- [WORK INSTRUCTIONS]: Copy the data that follows exactly. Include no pictures.
[start of ROWS]
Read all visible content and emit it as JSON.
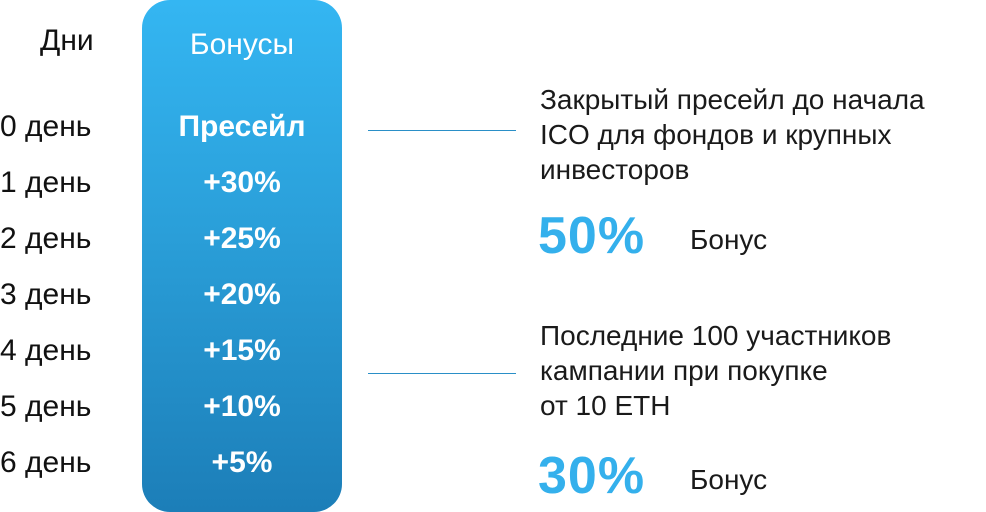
{
  "days": {
    "header": "Дни",
    "items": [
      "0 день",
      "1 день",
      "2 день",
      "3 день",
      "4 день",
      "5 день",
      "6 день"
    ]
  },
  "bonuses": {
    "title": "Бонусы",
    "items": [
      "Пресейл",
      "+30%",
      "+25%",
      "+20%",
      "+15%",
      "+10%",
      "+5%"
    ]
  },
  "offers": [
    {
      "lines": [
        "Закрытый пресейл до начала",
        "ICO для фондов и крупных",
        "инвесторов"
      ],
      "percent": "50%",
      "label": "Бонус"
    },
    {
      "lines": [
        "Последние 100 участников",
        "кампании при покупке",
        "от 10 ETH"
      ],
      "percent": "30%",
      "label": "Бонус"
    }
  ],
  "colors": {
    "accent": "#34b0ec",
    "column_top": "#34b6f2",
    "column_bottom": "#1c7eb8",
    "connector": "#2a8fc7"
  }
}
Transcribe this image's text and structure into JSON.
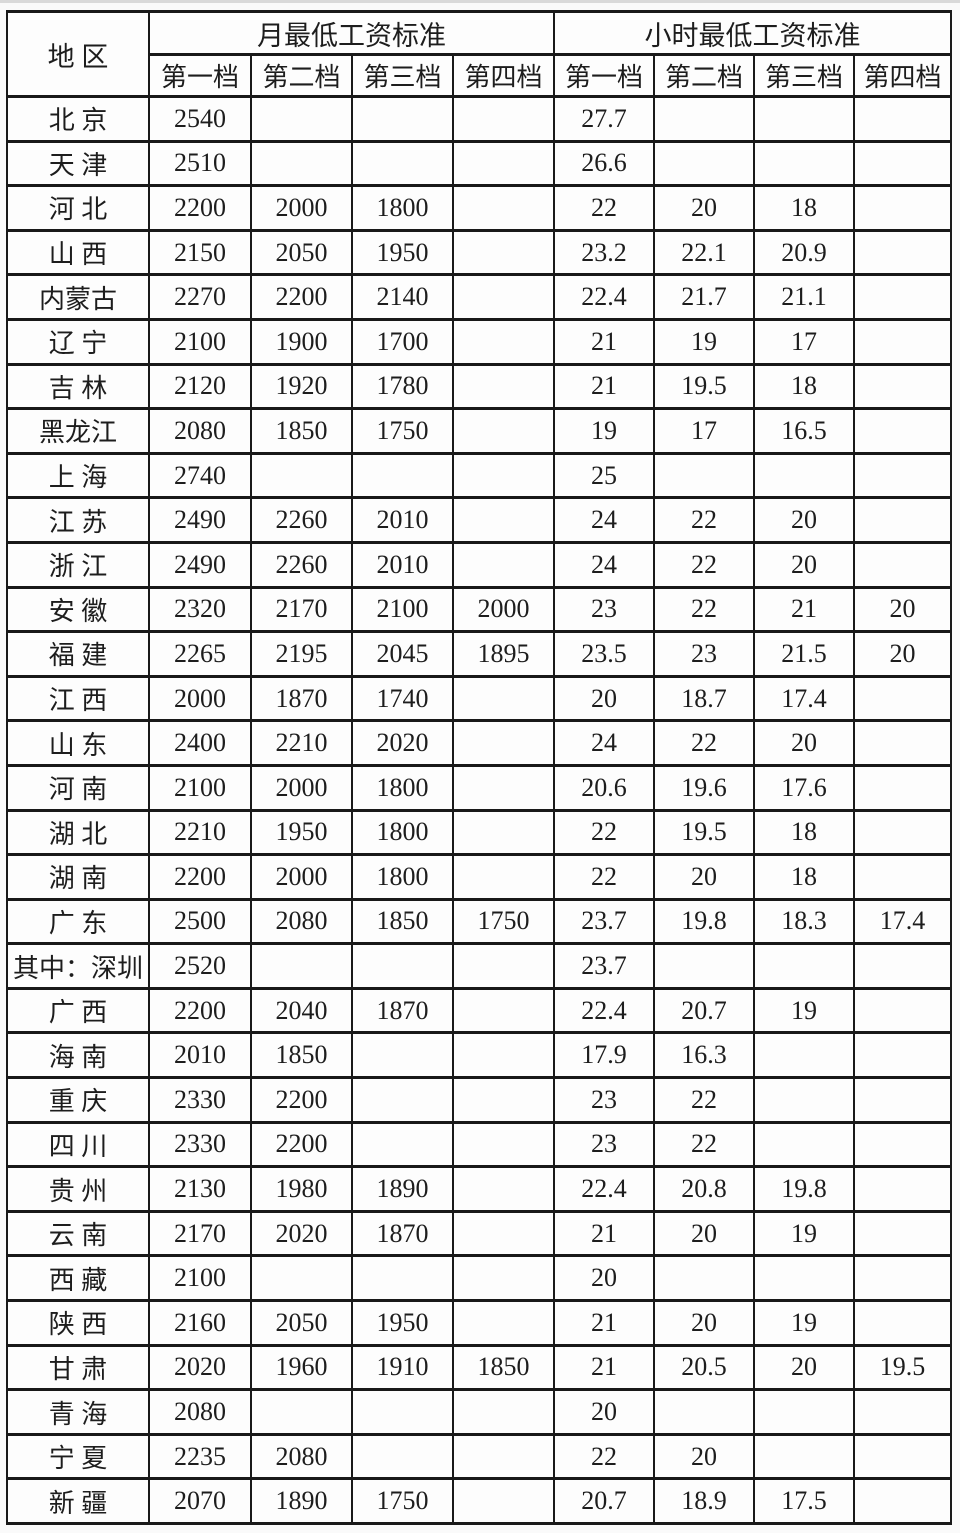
{
  "page": {
    "background": "#fafafa",
    "cell_background": "#fdfdfd",
    "border_color": "#191919",
    "text_color": "#1d1d1d"
  },
  "chart_data": {
    "type": "table",
    "title": "",
    "header": {
      "region": "地 区",
      "monthly_group": "月最低工资标准",
      "hourly_group": "小时最低工资标准",
      "tiers": [
        "第一档",
        "第二档",
        "第三档",
        "第四档"
      ]
    },
    "layout": {
      "grid": true,
      "borders": "all",
      "region_col_width": 142,
      "tier_col_width": 100
    },
    "rows": [
      {
        "region": "北 京",
        "monthly": [
          "2540",
          "",
          "",
          ""
        ],
        "hourly": [
          "27.7",
          "",
          "",
          ""
        ]
      },
      {
        "region": "天 津",
        "monthly": [
          "2510",
          "",
          "",
          ""
        ],
        "hourly": [
          "26.6",
          "",
          "",
          ""
        ]
      },
      {
        "region": "河 北",
        "monthly": [
          "2200",
          "2000",
          "1800",
          ""
        ],
        "hourly": [
          "22",
          "20",
          "18",
          ""
        ]
      },
      {
        "region": "山 西",
        "monthly": [
          "2150",
          "2050",
          "1950",
          ""
        ],
        "hourly": [
          "23.2",
          "22.1",
          "20.9",
          ""
        ]
      },
      {
        "region": "内蒙古",
        "monthly": [
          "2270",
          "2200",
          "2140",
          ""
        ],
        "hourly": [
          "22.4",
          "21.7",
          "21.1",
          ""
        ]
      },
      {
        "region": "辽 宁",
        "monthly": [
          "2100",
          "1900",
          "1700",
          ""
        ],
        "hourly": [
          "21",
          "19",
          "17",
          ""
        ]
      },
      {
        "region": "吉 林",
        "monthly": [
          "2120",
          "1920",
          "1780",
          ""
        ],
        "hourly": [
          "21",
          "19.5",
          "18",
          ""
        ]
      },
      {
        "region": "黑龙江",
        "monthly": [
          "2080",
          "1850",
          "1750",
          ""
        ],
        "hourly": [
          "19",
          "17",
          "16.5",
          ""
        ]
      },
      {
        "region": "上 海",
        "monthly": [
          "2740",
          "",
          "",
          ""
        ],
        "hourly": [
          "25",
          "",
          "",
          ""
        ]
      },
      {
        "region": "江 苏",
        "monthly": [
          "2490",
          "2260",
          "2010",
          ""
        ],
        "hourly": [
          "24",
          "22",
          "20",
          ""
        ]
      },
      {
        "region": "浙 江",
        "monthly": [
          "2490",
          "2260",
          "2010",
          ""
        ],
        "hourly": [
          "24",
          "22",
          "20",
          ""
        ]
      },
      {
        "region": "安 徽",
        "monthly": [
          "2320",
          "2170",
          "2100",
          "2000"
        ],
        "hourly": [
          "23",
          "22",
          "21",
          "20"
        ]
      },
      {
        "region": "福 建",
        "monthly": [
          "2265",
          "2195",
          "2045",
          "1895"
        ],
        "hourly": [
          "23.5",
          "23",
          "21.5",
          "20"
        ]
      },
      {
        "region": "江 西",
        "monthly": [
          "2000",
          "1870",
          "1740",
          ""
        ],
        "hourly": [
          "20",
          "18.7",
          "17.4",
          ""
        ]
      },
      {
        "region": "山 东",
        "monthly": [
          "2400",
          "2210",
          "2020",
          ""
        ],
        "hourly": [
          "24",
          "22",
          "20",
          ""
        ]
      },
      {
        "region": "河 南",
        "monthly": [
          "2100",
          "2000",
          "1800",
          ""
        ],
        "hourly": [
          "20.6",
          "19.6",
          "17.6",
          ""
        ]
      },
      {
        "region": "湖 北",
        "monthly": [
          "2210",
          "1950",
          "1800",
          ""
        ],
        "hourly": [
          "22",
          "19.5",
          "18",
          ""
        ]
      },
      {
        "region": "湖 南",
        "monthly": [
          "2200",
          "2000",
          "1800",
          ""
        ],
        "hourly": [
          "22",
          "20",
          "18",
          ""
        ]
      },
      {
        "region": "广 东",
        "monthly": [
          "2500",
          "2080",
          "1850",
          "1750"
        ],
        "hourly": [
          "23.7",
          "19.8",
          "18.3",
          "17.4"
        ]
      },
      {
        "region": "其中：深圳",
        "monthly": [
          "2520",
          "",
          "",
          ""
        ],
        "hourly": [
          "23.7",
          "",
          "",
          ""
        ]
      },
      {
        "region": "广 西",
        "monthly": [
          "2200",
          "2040",
          "1870",
          ""
        ],
        "hourly": [
          "22.4",
          "20.7",
          "19",
          ""
        ]
      },
      {
        "region": "海 南",
        "monthly": [
          "2010",
          "1850",
          "",
          ""
        ],
        "hourly": [
          "17.9",
          "16.3",
          "",
          ""
        ]
      },
      {
        "region": "重 庆",
        "monthly": [
          "2330",
          "2200",
          "",
          ""
        ],
        "hourly": [
          "23",
          "22",
          "",
          ""
        ]
      },
      {
        "region": "四 川",
        "monthly": [
          "2330",
          "2200",
          "",
          ""
        ],
        "hourly": [
          "23",
          "22",
          "",
          ""
        ]
      },
      {
        "region": "贵 州",
        "monthly": [
          "2130",
          "1980",
          "1890",
          ""
        ],
        "hourly": [
          "22.4",
          "20.8",
          "19.8",
          ""
        ]
      },
      {
        "region": "云 南",
        "monthly": [
          "2170",
          "2020",
          "1870",
          ""
        ],
        "hourly": [
          "21",
          "20",
          "19",
          ""
        ]
      },
      {
        "region": "西 藏",
        "monthly": [
          "2100",
          "",
          "",
          ""
        ],
        "hourly": [
          "20",
          "",
          "",
          ""
        ]
      },
      {
        "region": "陕 西",
        "monthly": [
          "2160",
          "2050",
          "1950",
          ""
        ],
        "hourly": [
          "21",
          "20",
          "19",
          ""
        ]
      },
      {
        "region": "甘 肃",
        "monthly": [
          "2020",
          "1960",
          "1910",
          "1850"
        ],
        "hourly": [
          "21",
          "20.5",
          "20",
          "19.5"
        ]
      },
      {
        "region": "青 海",
        "monthly": [
          "2080",
          "",
          "",
          ""
        ],
        "hourly": [
          "20",
          "",
          "",
          ""
        ]
      },
      {
        "region": "宁 夏",
        "monthly": [
          "2235",
          "2080",
          "",
          ""
        ],
        "hourly": [
          "22",
          "20",
          "",
          ""
        ]
      },
      {
        "region": "新 疆",
        "monthly": [
          "2070",
          "1890",
          "1750",
          ""
        ],
        "hourly": [
          "20.7",
          "18.9",
          "17.5",
          ""
        ]
      }
    ]
  }
}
[end of ROWS]
- [ANSWER IN FULL]:
Read all visible content and emit it as JSON.
{
  "days": {
    "header": "Дни",
    "items": [
      "0 день",
      "1 день",
      "2 день",
      "3 день",
      "4 день",
      "5 день",
      "6 день"
    ]
  },
  "bonuses": {
    "title": "Бонусы",
    "items": [
      "Пресейл",
      "+30%",
      "+25%",
      "+20%",
      "+15%",
      "+10%",
      "+5%"
    ]
  },
  "offers": [
    {
      "lines": [
        "Закрытый пресейл до начала",
        "ICO для фондов и крупных",
        "инвесторов"
      ],
      "percent": "50%",
      "label": "Бонус"
    },
    {
      "lines": [
        "Последние 100 участников",
        "кампании при покупке",
        "от 10 ETH"
      ],
      "percent": "30%",
      "label": "Бонус"
    }
  ],
  "colors": {
    "accent": "#34b0ec",
    "column_top": "#34b6f2",
    "column_bottom": "#1c7eb8",
    "connector": "#2a8fc7"
  }
}
Transcribe this image's text and structure into JSON.
{
  "page": {
    "background": "#fafafa",
    "cell_background": "#fdfdfd",
    "border_color": "#191919",
    "text_color": "#1d1d1d"
  },
  "chart_data": {
    "type": "table",
    "title": "",
    "header": {
      "region": "地 区",
      "monthly_group": "月最低工资标准",
      "hourly_group": "小时最低工资标准",
      "tiers": [
        "第一档",
        "第二档",
        "第三档",
        "第四档"
      ]
    },
    "layout": {
      "grid": true,
      "borders": "all",
      "region_col_width": 142,
      "tier_col_width": 100
    },
    "rows": [
      {
        "region": "北 京",
        "monthly": [
          "2540",
          "",
          "",
          ""
        ],
        "hourly": [
          "27.7",
          "",
          "",
          ""
        ]
      },
      {
        "region": "天 津",
        "monthly": [
          "2510",
          "",
          "",
          ""
        ],
        "hourly": [
          "26.6",
          "",
          "",
          ""
        ]
      },
      {
        "region": "河 北",
        "monthly": [
          "2200",
          "2000",
          "1800",
          ""
        ],
        "hourly": [
          "22",
          "20",
          "18",
          ""
        ]
      },
      {
        "region": "山 西",
        "monthly": [
          "2150",
          "2050",
          "1950",
          ""
        ],
        "hourly": [
          "23.2",
          "22.1",
          "20.9",
          ""
        ]
      },
      {
        "region": "内蒙古",
        "monthly": [
          "2270",
          "2200",
          "2140",
          ""
        ],
        "hourly": [
          "22.4",
          "21.7",
          "21.1",
          ""
        ]
      },
      {
        "region": "辽 宁",
        "monthly": [
          "2100",
          "1900",
          "1700",
          ""
        ],
        "hourly": [
          "21",
          "19",
          "17",
          ""
        ]
      },
      {
        "region": "吉 林",
        "monthly": [
          "2120",
          "1920",
          "1780",
          ""
        ],
        "hourly": [
          "21",
          "19.5",
          "18",
          ""
        ]
      },
      {
        "region": "黑龙江",
        "monthly": [
          "2080",
          "1850",
          "1750",
          ""
        ],
        "hourly": [
          "19",
          "17",
          "16.5",
          ""
        ]
      },
      {
        "region": "上 海",
        "monthly": [
          "2740",
          "",
          "",
          ""
        ],
        "hourly": [
          "25",
          "",
          "",
          ""
        ]
      },
      {
        "region": "江 苏",
        "monthly": [
          "2490",
          "2260",
          "2010",
          ""
        ],
        "hourly": [
          "24",
          "22",
          "20",
          ""
        ]
      },
      {
        "region": "浙 江",
        "monthly": [
          "2490",
          "2260",
          "2010",
          ""
        ],
        "hourly": [
          "24",
          "22",
          "20",
          ""
        ]
      },
      {
        "region": "安 徽",
        "monthly": [
          "2320",
          "2170",
          "2100",
          "2000"
        ],
        "hourly": [
          "23",
          "22",
          "21",
          "20"
        ]
      },
      {
        "region": "福 建",
        "monthly": [
          "2265",
          "2195",
          "2045",
          "1895"
        ],
        "hourly": [
          "23.5",
          "23",
          "21.5",
          "20"
        ]
      },
      {
        "region": "江 西",
        "monthly": [
          "2000",
          "1870",
          "1740",
          ""
        ],
        "hourly": [
          "20",
          "18.7",
          "17.4",
          ""
        ]
      },
      {
        "region": "山 东",
        "monthly": [
          "2400",
          "2210",
          "2020",
          ""
        ],
        "hourly": [
          "24",
          "22",
          "20",
          ""
        ]
      },
      {
        "region": "河 南",
        "monthly": [
          "2100",
          "2000",
          "1800",
          ""
        ],
        "hourly": [
          "20.6",
          "19.6",
          "17.6",
          ""
        ]
      },
      {
        "region": "湖 北",
        "monthly": [
          "2210",
          "1950",
          "1800",
          ""
        ],
        "hourly": [
          "22",
          "19.5",
          "18",
          ""
        ]
      },
      {
        "region": "湖 南",
        "monthly": [
          "2200",
          "2000",
          "1800",
          ""
        ],
        "hourly": [
          "22",
          "20",
          "18",
          ""
        ]
      },
      {
        "region": "广 东",
        "monthly": [
          "2500",
          "2080",
          "1850",
          "1750"
        ],
        "hourly": [
          "23.7",
          "19.8",
          "18.3",
          "17.4"
        ]
      },
      {
        "region": "其中：深圳",
        "monthly": [
          "2520",
          "",
          "",
          ""
        ],
        "hourly": [
          "23.7",
          "",
          "",
          ""
        ]
      },
      {
        "region": "广 西",
        "monthly": [
          "2200",
          "2040",
          "1870",
          ""
        ],
        "hourly": [
          "22.4",
          "20.7",
          "19",
          ""
        ]
      },
      {
        "region": "海 南",
        "monthly": [
          "2010",
          "1850",
          "",
          ""
        ],
        "hourly": [
          "17.9",
          "16.3",
          "",
          ""
        ]
      },
      {
        "region": "重 庆",
        "monthly": [
          "2330",
          "2200",
          "",
          ""
        ],
        "hourly": [
          "23",
          "22",
          "",
          ""
        ]
      },
      {
        "region": "四 川",
        "monthly": [
          "2330",
          "2200",
          "",
          ""
        ],
        "hourly": [
          "23",
          "22",
          "",
          ""
        ]
      },
      {
        "region": "贵 州",
        "monthly": [
          "2130",
          "1980",
          "1890",
          ""
        ],
        "hourly": [
          "22.4",
          "20.8",
          "19.8",
          ""
        ]
      },
      {
        "region": "云 南",
        "monthly": [
          "2170",
          "2020",
          "1870",
          ""
        ],
        "hourly": [
          "21",
          "20",
          "19",
          ""
        ]
      },
      {
        "region": "西 藏",
        "monthly": [
          "2100",
          "",
          "",
          ""
        ],
        "hourly": [
          "20",
          "",
          "",
          ""
        ]
      },
      {
        "region": "陕 西",
        "monthly": [
          "2160",
          "2050",
          "1950",
          ""
        ],
        "hourly": [
          "21",
          "20",
          "19",
          ""
        ]
      },
      {
        "region": "甘 肃",
        "monthly": [
          "2020",
          "1960",
          "1910",
          "1850"
        ],
        "hourly": [
          "21",
          "20.5",
          "20",
          "19.5"
        ]
      },
      {
        "region": "青 海",
        "monthly": [
          "2080",
          "",
          "",
          ""
        ],
        "hourly": [
          "20",
          "",
          "",
          ""
        ]
      },
      {
        "region": "宁 夏",
        "monthly": [
          "2235",
          "2080",
          "",
          ""
        ],
        "hourly": [
          "22",
          "20",
          "",
          ""
        ]
      },
      {
        "region": "新 疆",
        "monthly": [
          "2070",
          "1890",
          "1750",
          ""
        ],
        "hourly": [
          "20.7",
          "18.9",
          "17.5",
          ""
        ]
      }
    ]
  }
}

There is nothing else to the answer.